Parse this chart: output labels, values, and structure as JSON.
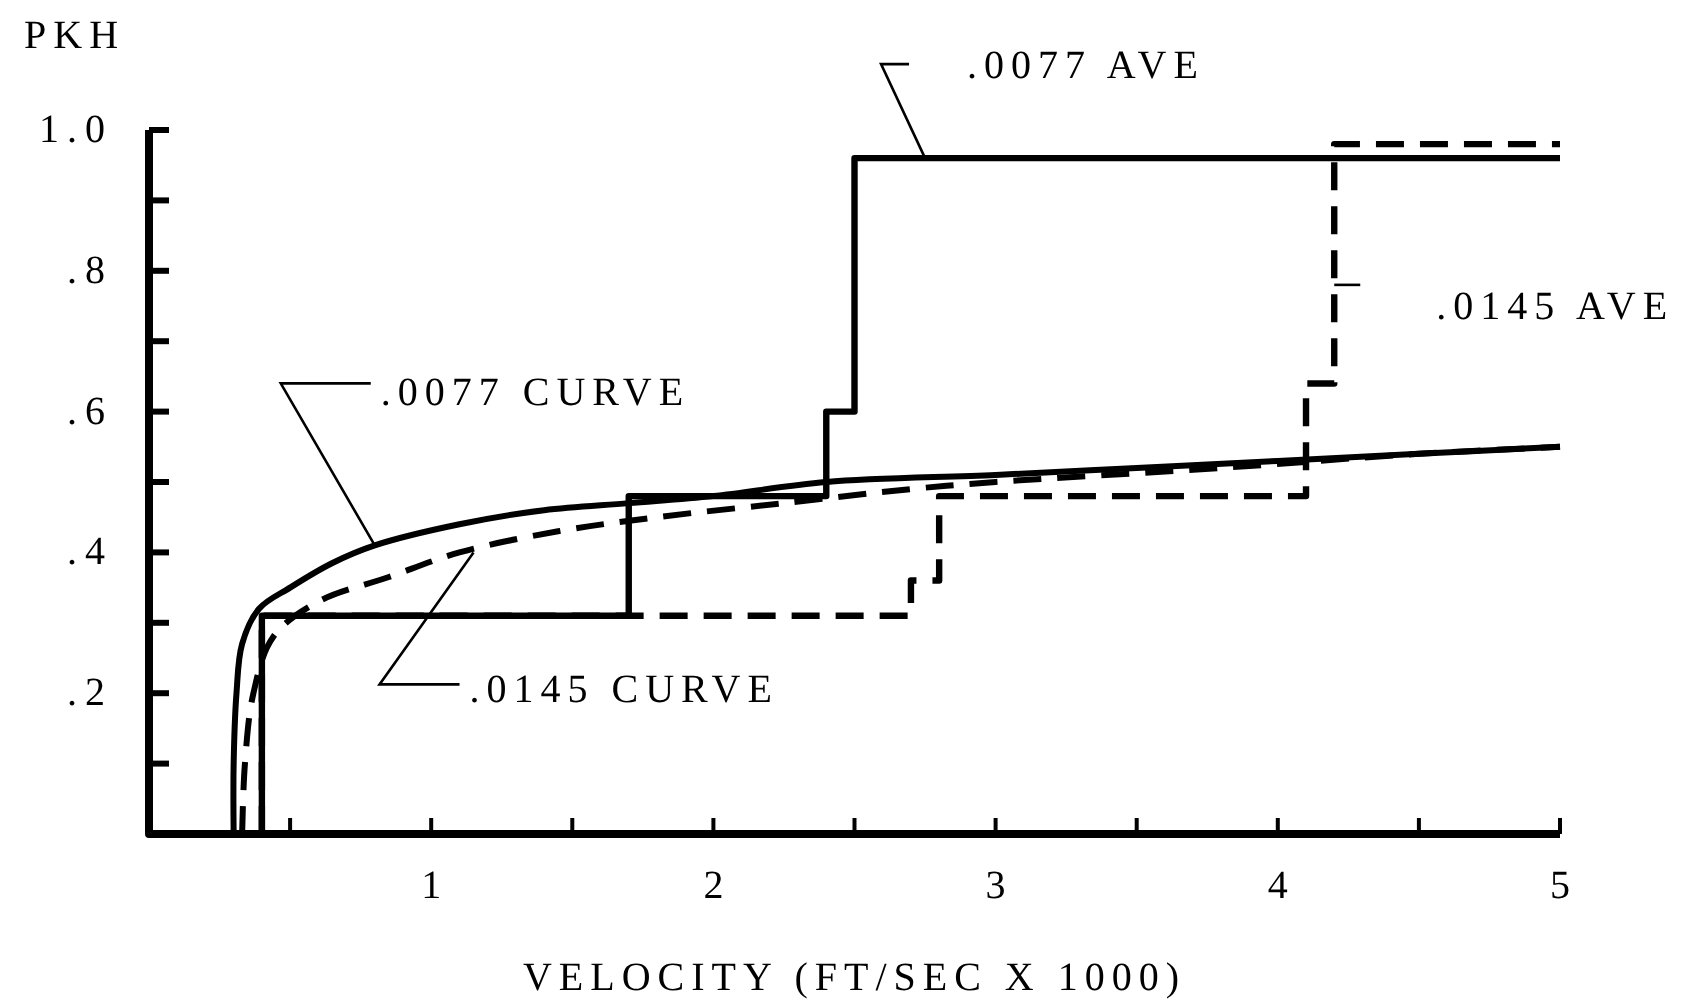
{
  "chart_data": {
    "type": "line",
    "xlabel": "VELOCITY (FT/SEC X 1000)",
    "ylabel": "PKH",
    "xlim": [
      0,
      5
    ],
    "ylim": [
      0,
      1
    ],
    "xticks": [
      {
        "value": 0.5,
        "label": null
      },
      1,
      {
        "value": 1.5,
        "label": null
      },
      2,
      {
        "value": 2.5,
        "label": null
      },
      3,
      {
        "value": 3.5,
        "label": null
      },
      4,
      {
        "value": 4.5,
        "label": null
      },
      5
    ],
    "yticks": [
      {
        "value": 0.1,
        "label": null
      },
      {
        "value": 0.2,
        "label": ".2"
      },
      {
        "value": 0.3,
        "label": null
      },
      {
        "value": 0.4,
        "label": ".4"
      },
      {
        "value": 0.5,
        "label": null
      },
      {
        "value": 0.6,
        "label": ".6"
      },
      {
        "value": 0.7,
        "label": null
      },
      {
        "value": 0.8,
        "label": ".8"
      },
      {
        "value": 0.9,
        "label": null
      },
      {
        "value": 1,
        "label": "1.0"
      }
    ],
    "series": [
      {
        "color": "#000000",
        "line_style": "solid",
        "x": [
          0.3,
          0.3,
          0.31,
          0.33,
          0.39,
          0.5,
          0.65,
          0.8,
          1.1,
          1.4,
          1.7,
          2.0,
          2.4,
          3.0,
          3.5,
          4.0,
          4.5,
          5.0
        ],
        "values": [
          0,
          0.1,
          0.2,
          0.27,
          0.32,
          0.35,
          0.385,
          0.41,
          0.44,
          0.46,
          0.47,
          0.48,
          0.5,
          0.51,
          0.52,
          0.53,
          0.54,
          0.55
        ]
      },
      {
        "color": "#000000",
        "line_style": "dashed",
        "x": [
          0.33,
          0.34,
          0.37,
          0.44,
          0.6,
          0.85,
          1.1,
          1.45,
          1.8,
          2.25,
          2.7,
          3.0,
          3.8,
          4.5,
          5.0
        ],
        "values": [
          0,
          0.1,
          0.2,
          0.28,
          0.33,
          0.365,
          0.4,
          0.43,
          0.45,
          0.47,
          0.49,
          0.5,
          0.52,
          0.54,
          0.55
        ]
      },
      {
        "type": "step",
        "color": "#000000",
        "line_style": "solid",
        "x": [
          0.4,
          0.4,
          1.7,
          2.4,
          2.5,
          5.0
        ],
        "values": [
          0,
          0.31,
          0.48,
          0.6,
          0.96,
          0.96
        ]
      },
      {
        "type": "step",
        "color": "#000000",
        "line_style": "dashed",
        "x": [
          0.4,
          0.4,
          2.7,
          2.8,
          4.1,
          4.2,
          5.0
        ],
        "values": [
          0,
          0.31,
          0.36,
          0.48,
          0.64,
          0.98,
          0.98
        ]
      }
    ],
    "annotations": [
      {
        "text": ".0077 AVE",
        "x": 2.75,
        "y": 0.96
      },
      {
        "text": ".0145 AVE",
        "x": 4.2,
        "y": 0.78
      },
      {
        "text": ".0077 CURVE",
        "x": 0.8,
        "y": 0.41
      },
      {
        "text": ".0145 CURVE",
        "x": 1.15,
        "y": 0.4
      }
    ]
  }
}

● ● ● ● ●

Task prompt:
For the listing above, give the number of lines in which the string "text" occurs, and nothing else.

Output below:
4